* **Stated exercise**
Find the word "الحضور" in the data. Return every line where it appears.

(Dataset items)

● ● ● ● ● ● ●

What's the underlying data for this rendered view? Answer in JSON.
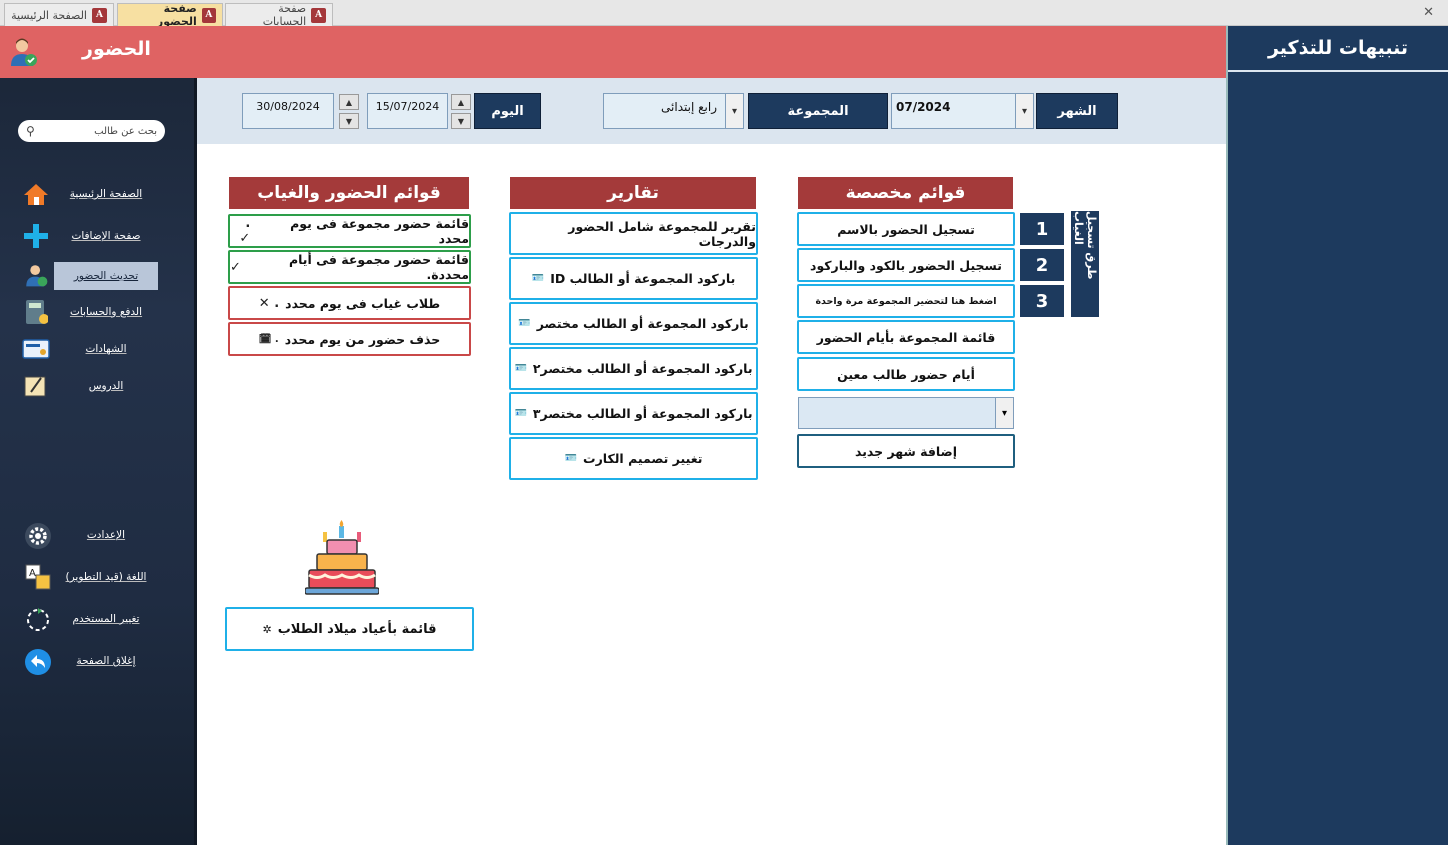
{
  "tabs": [
    {
      "label": "الصفحة الرئيسية"
    },
    {
      "label": "صفحة الحضور"
    },
    {
      "label": "صفحة الحسابات"
    }
  ],
  "window": {
    "close": "✕"
  },
  "header": {
    "title": "الحضور"
  },
  "search": {
    "placeholder": "بحث عن طالب"
  },
  "nav": {
    "items": [
      {
        "label": "الصفحة الرئيسية",
        "icon": "house-icon"
      },
      {
        "label": "صفحة الإضافات",
        "icon": "plus-icon"
      },
      {
        "label": "تحديث الحضور",
        "icon": "attendance-user-icon"
      },
      {
        "label": "الدفع والحسابات",
        "icon": "calculator-icon"
      },
      {
        "label": "الشهادات",
        "icon": "certificate-icon"
      },
      {
        "label": "الدروس",
        "icon": "book-icon"
      }
    ],
    "bottom": [
      {
        "label": "الإعدادت",
        "icon": "gear-icon"
      },
      {
        "label": "اللغة (قيد التطوير)",
        "icon": "translate-icon"
      },
      {
        "label": "تغيير المستخدم",
        "icon": "refresh-icon"
      },
      {
        "label": "إغلاق الصفحة",
        "icon": "back-arrow-icon"
      }
    ]
  },
  "filters": {
    "month_label": "الشهر",
    "month_value": "07/2024",
    "group_label": "المجموعة",
    "group_value": "رابع إبتدائى",
    "day_label": "اليوم",
    "date_from": "15/07/2024",
    "date_to": "30/08/2024"
  },
  "sections": {
    "attendance_lists": {
      "title": "قوائم الحضور والغياب",
      "items": [
        {
          "label": "قائمة حضور مجموعة فى يوم محدد",
          "mark": ".  ✓"
        },
        {
          "label": "قائمة حضور مجموعة فى أيام محددة.",
          "mark": "✓"
        },
        {
          "label": "طلاب غياب فى يوم محدد",
          "mark": ".  ✕"
        },
        {
          "label": "حذف حضور من يوم محدد",
          "mark": ".  🗓"
        }
      ]
    },
    "reports": {
      "title": "تقارير",
      "items": [
        {
          "label": "تقرير للمجموعة شامل الحضور والدرجات"
        },
        {
          "label": "باركود المجموعة أو الطالب ID"
        },
        {
          "label": "باركود المجموعة أو الطالب مختصر"
        },
        {
          "label": "باركود المجموعة أو الطالب مختصر٢"
        },
        {
          "label": "باركود المجموعة أو الطالب مختصر٣"
        },
        {
          "label": "تغيير تصميم الكارت"
        }
      ]
    },
    "custom_lists": {
      "title": "قوائم مخصصة",
      "items": [
        {
          "label": "تسجيل الحضور بالاسم",
          "num": "1"
        },
        {
          "label": "تسجيل الحضور بالكود والباركود",
          "num": "2"
        },
        {
          "label": "اضغط هنا لتحضير المجموعة مرة واحدة",
          "num": "3"
        },
        {
          "label": "قائمة المجموعة بأيام الحضور"
        },
        {
          "label": "أيام حضور طالب معين"
        }
      ],
      "add_month": "إضافة شهر جديد",
      "methods_label": "طرق تسجيل الغياب"
    },
    "birthdays": {
      "label": "قائمة بأعياد ميلاد الطلاب"
    }
  },
  "alerts": {
    "title": "تنبيهات للتذكير"
  },
  "colors": {
    "header": "#df6363",
    "navy": "#1d3a5e",
    "section": "#a43a3a",
    "accent_border": "#1fb0e8"
  }
}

● ● ● ● ● ● ●

* **Task solution**
      "label": "صفحة الحضور"
    "title": "الحضور"
        "label": "تحديث الحضور",
      "title": "قوائم الحضور والغياب",
          "label": "تقرير للمجموعة شامل الحضور والدرجات"
          "label": "تسجيل الحضور بالاسم",
          "label": "تسجيل الحضور بالكود والباركود",
          "label": "قائمة المجموعة بأيام الحضور"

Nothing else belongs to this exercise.